WHAT TO DO: Lines below that include the word "verso" should each be copied.

(Dataset entries)
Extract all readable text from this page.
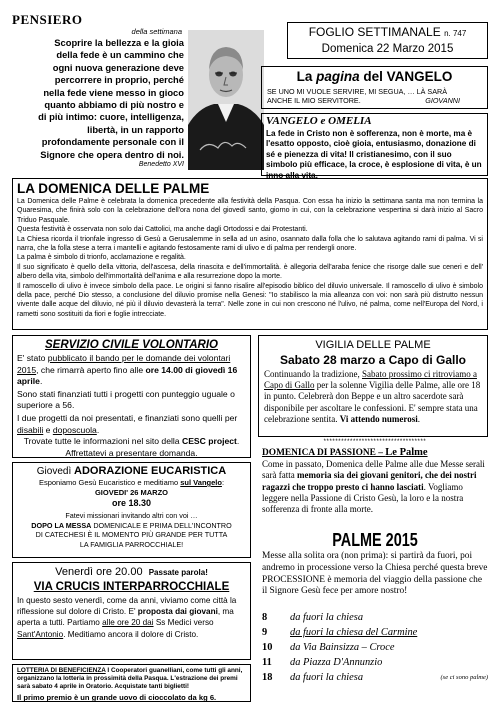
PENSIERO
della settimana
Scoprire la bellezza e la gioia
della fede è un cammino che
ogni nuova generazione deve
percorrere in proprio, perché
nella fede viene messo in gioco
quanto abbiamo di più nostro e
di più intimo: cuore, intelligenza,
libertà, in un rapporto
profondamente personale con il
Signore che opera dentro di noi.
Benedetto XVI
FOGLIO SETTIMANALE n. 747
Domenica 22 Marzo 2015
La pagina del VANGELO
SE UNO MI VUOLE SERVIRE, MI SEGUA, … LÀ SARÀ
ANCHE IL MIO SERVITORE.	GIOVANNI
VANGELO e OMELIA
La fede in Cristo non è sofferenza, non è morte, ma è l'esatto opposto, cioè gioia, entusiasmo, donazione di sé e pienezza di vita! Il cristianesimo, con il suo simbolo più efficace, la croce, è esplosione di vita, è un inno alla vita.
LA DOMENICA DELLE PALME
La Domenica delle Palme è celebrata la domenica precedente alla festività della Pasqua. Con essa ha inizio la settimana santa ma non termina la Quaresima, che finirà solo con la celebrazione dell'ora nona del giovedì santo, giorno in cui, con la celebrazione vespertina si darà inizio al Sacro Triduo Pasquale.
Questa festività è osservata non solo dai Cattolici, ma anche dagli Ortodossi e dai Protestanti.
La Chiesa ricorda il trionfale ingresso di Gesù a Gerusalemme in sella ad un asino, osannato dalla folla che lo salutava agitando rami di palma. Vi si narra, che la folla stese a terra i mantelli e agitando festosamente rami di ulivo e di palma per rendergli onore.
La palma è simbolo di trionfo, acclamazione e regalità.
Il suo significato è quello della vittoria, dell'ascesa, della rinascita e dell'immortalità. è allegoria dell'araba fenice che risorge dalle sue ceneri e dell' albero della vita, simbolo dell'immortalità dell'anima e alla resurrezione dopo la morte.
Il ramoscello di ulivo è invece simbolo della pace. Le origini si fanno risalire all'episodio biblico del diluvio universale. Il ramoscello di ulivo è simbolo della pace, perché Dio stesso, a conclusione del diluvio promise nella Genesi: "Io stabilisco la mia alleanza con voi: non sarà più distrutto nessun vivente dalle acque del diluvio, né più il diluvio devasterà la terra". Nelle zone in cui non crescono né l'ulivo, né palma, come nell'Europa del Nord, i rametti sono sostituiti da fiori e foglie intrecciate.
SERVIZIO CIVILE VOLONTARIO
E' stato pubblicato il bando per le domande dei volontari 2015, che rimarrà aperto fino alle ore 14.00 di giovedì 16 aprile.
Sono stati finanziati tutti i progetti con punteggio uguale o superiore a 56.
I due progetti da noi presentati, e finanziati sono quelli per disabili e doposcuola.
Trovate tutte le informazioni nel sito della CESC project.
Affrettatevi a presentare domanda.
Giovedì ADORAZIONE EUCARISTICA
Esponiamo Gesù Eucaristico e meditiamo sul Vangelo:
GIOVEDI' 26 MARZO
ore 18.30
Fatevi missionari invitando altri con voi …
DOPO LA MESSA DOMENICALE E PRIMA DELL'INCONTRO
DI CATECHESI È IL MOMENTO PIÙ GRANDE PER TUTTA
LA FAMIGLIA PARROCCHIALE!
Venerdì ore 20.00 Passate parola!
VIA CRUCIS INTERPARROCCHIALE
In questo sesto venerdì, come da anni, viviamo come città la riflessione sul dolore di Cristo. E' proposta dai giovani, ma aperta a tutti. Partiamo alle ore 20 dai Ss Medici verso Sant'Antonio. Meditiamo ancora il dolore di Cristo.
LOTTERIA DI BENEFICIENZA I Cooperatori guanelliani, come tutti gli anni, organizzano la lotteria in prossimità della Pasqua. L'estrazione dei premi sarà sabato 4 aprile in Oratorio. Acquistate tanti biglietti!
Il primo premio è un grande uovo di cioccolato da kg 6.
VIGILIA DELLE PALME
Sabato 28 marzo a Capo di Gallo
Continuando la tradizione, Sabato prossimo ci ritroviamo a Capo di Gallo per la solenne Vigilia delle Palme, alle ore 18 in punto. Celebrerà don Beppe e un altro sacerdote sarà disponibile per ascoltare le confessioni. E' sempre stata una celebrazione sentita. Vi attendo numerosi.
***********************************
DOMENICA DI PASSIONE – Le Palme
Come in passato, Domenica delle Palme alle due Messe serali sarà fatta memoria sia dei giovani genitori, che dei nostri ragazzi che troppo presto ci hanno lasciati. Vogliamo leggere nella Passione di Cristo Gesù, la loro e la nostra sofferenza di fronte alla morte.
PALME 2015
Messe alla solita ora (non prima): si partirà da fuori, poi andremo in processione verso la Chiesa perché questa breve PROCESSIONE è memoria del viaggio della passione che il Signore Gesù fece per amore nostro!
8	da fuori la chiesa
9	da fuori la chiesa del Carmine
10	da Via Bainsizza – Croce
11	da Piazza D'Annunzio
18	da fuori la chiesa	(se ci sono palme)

* * *

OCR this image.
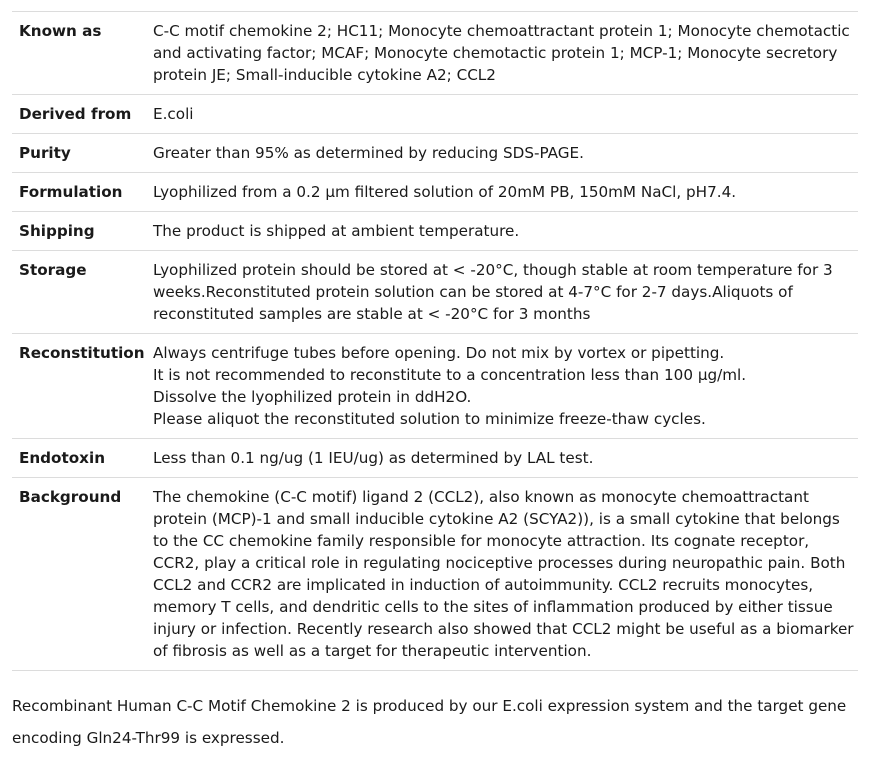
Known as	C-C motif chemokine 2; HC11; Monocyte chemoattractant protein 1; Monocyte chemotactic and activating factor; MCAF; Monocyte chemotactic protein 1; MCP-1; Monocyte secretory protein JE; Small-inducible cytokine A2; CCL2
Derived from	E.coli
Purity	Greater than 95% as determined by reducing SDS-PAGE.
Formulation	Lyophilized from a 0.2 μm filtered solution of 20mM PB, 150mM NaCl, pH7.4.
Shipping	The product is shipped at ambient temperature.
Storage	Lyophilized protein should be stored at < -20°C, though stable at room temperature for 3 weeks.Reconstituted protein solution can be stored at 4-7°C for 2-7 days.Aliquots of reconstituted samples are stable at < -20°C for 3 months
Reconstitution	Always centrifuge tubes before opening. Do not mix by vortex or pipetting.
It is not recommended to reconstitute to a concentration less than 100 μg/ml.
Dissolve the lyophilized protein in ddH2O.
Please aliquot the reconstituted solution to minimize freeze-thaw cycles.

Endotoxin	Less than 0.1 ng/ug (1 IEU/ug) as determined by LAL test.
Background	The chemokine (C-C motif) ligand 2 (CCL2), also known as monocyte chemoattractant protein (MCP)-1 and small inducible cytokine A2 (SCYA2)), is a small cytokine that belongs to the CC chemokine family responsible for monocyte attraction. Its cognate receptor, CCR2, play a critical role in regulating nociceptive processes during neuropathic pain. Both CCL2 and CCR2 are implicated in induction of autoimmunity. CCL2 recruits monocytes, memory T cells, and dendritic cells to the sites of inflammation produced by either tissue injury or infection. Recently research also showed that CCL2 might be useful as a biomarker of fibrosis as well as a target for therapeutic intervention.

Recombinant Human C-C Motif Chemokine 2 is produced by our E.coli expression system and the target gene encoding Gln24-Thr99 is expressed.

RESPONSE:
In questo sesto venerdì, come da anni, viviamo come città la riflessione sul dolore di Cristo. E' proposta dai giovani, ma aperta a tutti. Partiamo alle ore 20 dai Ss Medici verso Sant'Antonio. Meditiamo ancora il dolore di Cristo.
Messe alla solita ora (non prima): si partirà da fuori, poi andremo in processione verso la Chiesa perché questa breve PROCESSIONE è memoria del viaggio della passione che il Signore Gesù fece per amore nostro!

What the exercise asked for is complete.